• _PERGUNTAS SOBRE O MATERIAL_
- 1) Indique se cada afirmação concorda com o relato sobre a mãe pâncreas, respondendo sim ou não e citando literalmente as palavras do relato que decidem a questão: (a) o diabetes tipo 1 costuma ser diagnosticado na infância ou adolescência; (b) Christian tinha 8 anos quando a doença lhe foi explicada; (c) a mãe disse a Christian que ele estava doente.
- 2) Escreva a continuação do relato sobre a mãe pâncreas, começando logo depois da última frase apresentada.

• _TRECHO SELECIONADO_
Seis anos como “mãe pâncreas”

Existe um ditado popular que fala que “ser mãe é ter um coração batendo fora do peito pra sempre”. Para nós, mães-pâncreas, além do coração extra, temos também um pâncreas preguiçoso que precisa de uma ajudinha.

O termo curioso é utilizado para se referir às mulheres que, além de lidar com os desafios da maternidade, também precisam desempenhar a função do órgão por seus filhos com diabetes tipo 1. Essa doença crônica é geralmente diagnosticada na infância ou adolescência e ocorre quando o pâncreas não produz insulina suficiente, o que exige um tratamento com uso diário de insulina e/ou outros medicamentos para controlar a glicose no sangue.

E foi assim que explicamos ao Christian, em seus recém-completados 6 anos, o que era a doença: “você tem um pâncreas preguiçoso que precisa de uma energia extra pra funcionar direitinho”.

“Eu tô doente, mãe?”, perguntou ele.

“Não, filho. Comendo direitinho, praticando esportes e tomando a “energia extra”, fica tudo bem!”, respondi.

• _MATERIAL FORNECIDO_
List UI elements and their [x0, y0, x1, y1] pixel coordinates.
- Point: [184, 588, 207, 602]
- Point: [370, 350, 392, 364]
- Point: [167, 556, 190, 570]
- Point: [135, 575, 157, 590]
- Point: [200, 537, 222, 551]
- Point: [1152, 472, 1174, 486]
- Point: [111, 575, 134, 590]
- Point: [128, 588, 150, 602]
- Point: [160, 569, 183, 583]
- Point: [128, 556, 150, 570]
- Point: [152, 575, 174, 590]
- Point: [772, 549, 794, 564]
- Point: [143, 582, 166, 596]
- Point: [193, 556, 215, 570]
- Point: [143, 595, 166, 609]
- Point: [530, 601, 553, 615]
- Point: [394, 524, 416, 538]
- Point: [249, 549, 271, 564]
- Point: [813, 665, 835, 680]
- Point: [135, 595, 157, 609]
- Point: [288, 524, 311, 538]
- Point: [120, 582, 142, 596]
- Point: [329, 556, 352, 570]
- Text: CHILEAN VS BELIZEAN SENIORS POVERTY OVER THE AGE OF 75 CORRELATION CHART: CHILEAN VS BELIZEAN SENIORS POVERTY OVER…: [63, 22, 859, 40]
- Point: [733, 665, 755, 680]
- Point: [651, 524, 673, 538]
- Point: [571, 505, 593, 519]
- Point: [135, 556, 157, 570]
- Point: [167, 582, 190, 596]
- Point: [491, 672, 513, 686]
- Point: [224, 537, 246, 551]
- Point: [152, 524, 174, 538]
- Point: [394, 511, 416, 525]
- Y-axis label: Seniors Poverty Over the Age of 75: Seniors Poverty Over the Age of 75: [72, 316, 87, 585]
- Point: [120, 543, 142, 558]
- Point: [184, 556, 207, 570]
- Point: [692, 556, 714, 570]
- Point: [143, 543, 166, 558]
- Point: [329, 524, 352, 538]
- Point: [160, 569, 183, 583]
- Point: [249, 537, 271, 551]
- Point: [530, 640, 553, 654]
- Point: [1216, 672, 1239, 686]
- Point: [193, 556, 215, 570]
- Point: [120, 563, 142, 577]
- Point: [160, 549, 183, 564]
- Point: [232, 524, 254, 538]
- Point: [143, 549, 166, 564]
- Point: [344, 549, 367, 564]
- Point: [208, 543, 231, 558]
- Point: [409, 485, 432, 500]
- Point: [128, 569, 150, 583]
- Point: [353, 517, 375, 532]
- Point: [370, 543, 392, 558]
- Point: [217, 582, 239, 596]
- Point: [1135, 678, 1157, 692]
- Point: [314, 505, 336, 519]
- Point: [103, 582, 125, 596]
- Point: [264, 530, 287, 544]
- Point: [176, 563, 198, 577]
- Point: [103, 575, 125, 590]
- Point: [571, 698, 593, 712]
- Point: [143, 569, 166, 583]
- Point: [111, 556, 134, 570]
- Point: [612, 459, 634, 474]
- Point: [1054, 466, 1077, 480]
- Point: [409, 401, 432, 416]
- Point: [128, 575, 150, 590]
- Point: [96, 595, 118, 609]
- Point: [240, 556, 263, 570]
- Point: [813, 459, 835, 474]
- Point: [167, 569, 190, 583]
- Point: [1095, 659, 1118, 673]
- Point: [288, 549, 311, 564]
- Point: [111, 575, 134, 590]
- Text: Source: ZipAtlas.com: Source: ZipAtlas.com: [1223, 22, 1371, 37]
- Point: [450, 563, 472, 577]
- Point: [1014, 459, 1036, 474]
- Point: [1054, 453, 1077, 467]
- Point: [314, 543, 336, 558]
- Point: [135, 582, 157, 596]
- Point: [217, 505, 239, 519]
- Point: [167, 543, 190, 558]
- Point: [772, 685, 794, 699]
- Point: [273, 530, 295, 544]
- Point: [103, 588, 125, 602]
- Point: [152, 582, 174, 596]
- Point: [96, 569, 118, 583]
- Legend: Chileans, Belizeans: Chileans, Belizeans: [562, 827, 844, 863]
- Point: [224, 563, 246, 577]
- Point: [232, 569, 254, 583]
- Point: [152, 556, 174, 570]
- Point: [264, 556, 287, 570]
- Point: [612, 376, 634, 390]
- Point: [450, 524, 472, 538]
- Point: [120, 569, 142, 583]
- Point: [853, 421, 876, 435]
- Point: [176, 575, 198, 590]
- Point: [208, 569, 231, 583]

• _RESPOSTAS EM ORDEM_
- 1)
(a) Sim: "Essa doença crônica é geralmente diagnosticada na infância ou adolescência".
(b) Não: "em seus recém-completados 6 anos".
(c) Não: "Não, filho. Comendo direitinho, praticando esportes e tomando a "energia extra", fica tudo bem!"

- 2)
Confesso que receber a notícia não foi fácil. Há um processo natural de negação, de não entender bem o porquê de aquilo estar acontecendo. Nesse momento, a ajuda dos profissionais de saúde foi fundamental.

Tivemos o acompanhamento de uma equipe multidisciplinar composta por enfermeira especialista, psicóloga, nutricionista e uma médica, que nos auxiliaram demais, especialmente no momento em que recebi o diagnóstico do meu filho.

Desde então, lá se vão quase 6 anos como mãe-pâncreas. Percebi que parte dessa energia extra que ele precisava não viria somente da insulina, mas, essencialmente, dos cuidados e monitoramento constantes que são necessários para que ele possa viver, crescer e se desenvolver como qualquer outra criança de sua idade.

Isso faz toda a diferença quando a gente vai encarar o diabetes, quando a criança vai, e também como iremos passar isso para criança. Medir a glicemia, trocar sensores, calcular carboidrato, se sentir culpada quando dá tudo errado, se sentir a Mulher-Maravilha quando dá tudo certo, definir doses, acordar de madrugada, se sentir cansada, não demonstrar que está cansada…

Mas, sobretudo, ser mãe. E apenas mãe. Olhar para o Christian e vê-lo além do pâncreas, além dos gráficos. Fazer de tudo para poder ver aquele sorriso gostoso após uma aplicação de insulina. Conversar sobre as corridas de kart enquanto trocamos os sensores, ensinar e aprender com ele.

É indescritível a sensação de vê-lo crescer com autonomia e decidindo comigo que doses aplicar. Observar que, aos poucos, assim como todos os filhos, ele vai precisando um pouquinho menos da mamãe.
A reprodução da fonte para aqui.